[start]

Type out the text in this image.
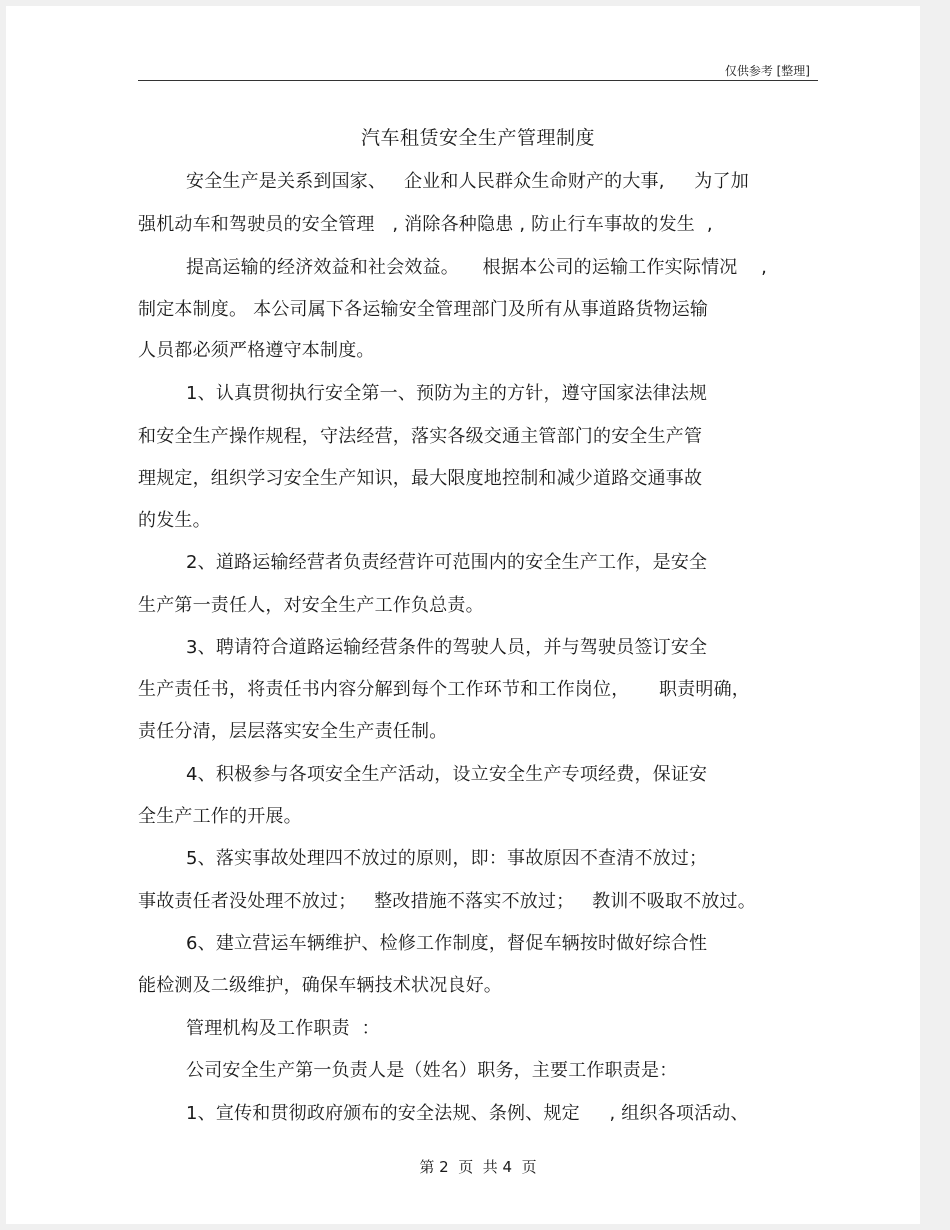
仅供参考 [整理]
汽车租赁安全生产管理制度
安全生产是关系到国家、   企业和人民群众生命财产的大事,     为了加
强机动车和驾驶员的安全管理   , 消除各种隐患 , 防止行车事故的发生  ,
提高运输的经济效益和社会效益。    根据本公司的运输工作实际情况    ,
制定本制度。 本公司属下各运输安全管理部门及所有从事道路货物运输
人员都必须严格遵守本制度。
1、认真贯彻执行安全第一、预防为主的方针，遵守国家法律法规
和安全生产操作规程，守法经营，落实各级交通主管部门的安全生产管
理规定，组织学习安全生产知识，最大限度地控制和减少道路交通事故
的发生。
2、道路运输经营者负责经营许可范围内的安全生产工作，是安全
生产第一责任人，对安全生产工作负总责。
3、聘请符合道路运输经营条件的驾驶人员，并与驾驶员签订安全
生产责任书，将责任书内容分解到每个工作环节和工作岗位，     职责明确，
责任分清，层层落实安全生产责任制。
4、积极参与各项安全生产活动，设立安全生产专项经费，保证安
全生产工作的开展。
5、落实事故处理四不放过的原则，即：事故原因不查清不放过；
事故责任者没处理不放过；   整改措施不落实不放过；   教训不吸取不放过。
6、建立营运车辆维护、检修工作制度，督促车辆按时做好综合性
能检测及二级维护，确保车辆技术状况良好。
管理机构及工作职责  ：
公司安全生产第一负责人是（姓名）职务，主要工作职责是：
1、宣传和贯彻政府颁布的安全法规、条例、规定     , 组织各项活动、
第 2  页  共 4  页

[end]

* _What to work on_: Write out the full set of lines verbatim, without the pictures.

* _Task solution_:
Type out the text in this image.
仅供参考 [整理]
汽车租赁安全生产管理制度
安全生产是关系到国家、   企业和人民群众生命财产的大事,     为了加
强机动车和驾驶员的安全管理   , 消除各种隐患 , 防止行车事故的发生  ,
提高运输的经济效益和社会效益。    根据本公司的运输工作实际情况    ,
制定本制度。 本公司属下各运输安全管理部门及所有从事道路货物运输
人员都必须严格遵守本制度。
1、认真贯彻执行安全第一、预防为主的方针，遵守国家法律法规
和安全生产操作规程，守法经营，落实各级交通主管部门的安全生产管
理规定，组织学习安全生产知识，最大限度地控制和减少道路交通事故
的发生。
2、道路运输经营者负责经营许可范围内的安全生产工作，是安全
生产第一责任人，对安全生产工作负总责。
3、聘请符合道路运输经营条件的驾驶人员，并与驾驶员签订安全
生产责任书，将责任书内容分解到每个工作环节和工作岗位，     职责明确，
责任分清，层层落实安全生产责任制。
4、积极参与各项安全生产活动，设立安全生产专项经费，保证安
全生产工作的开展。
5、落实事故处理四不放过的原则，即：事故原因不查清不放过；
事故责任者没处理不放过；   整改措施不落实不放过；   教训不吸取不放过。
6、建立营运车辆维护、检修工作制度，督促车辆按时做好综合性
能检测及二级维护，确保车辆技术状况良好。
管理机构及工作职责  ：
公司安全生产第一负责人是（姓名）职务，主要工作职责是：
1、宣传和贯彻政府颁布的安全法规、条例、规定     , 组织各项活动、
第 2  页  共 4  页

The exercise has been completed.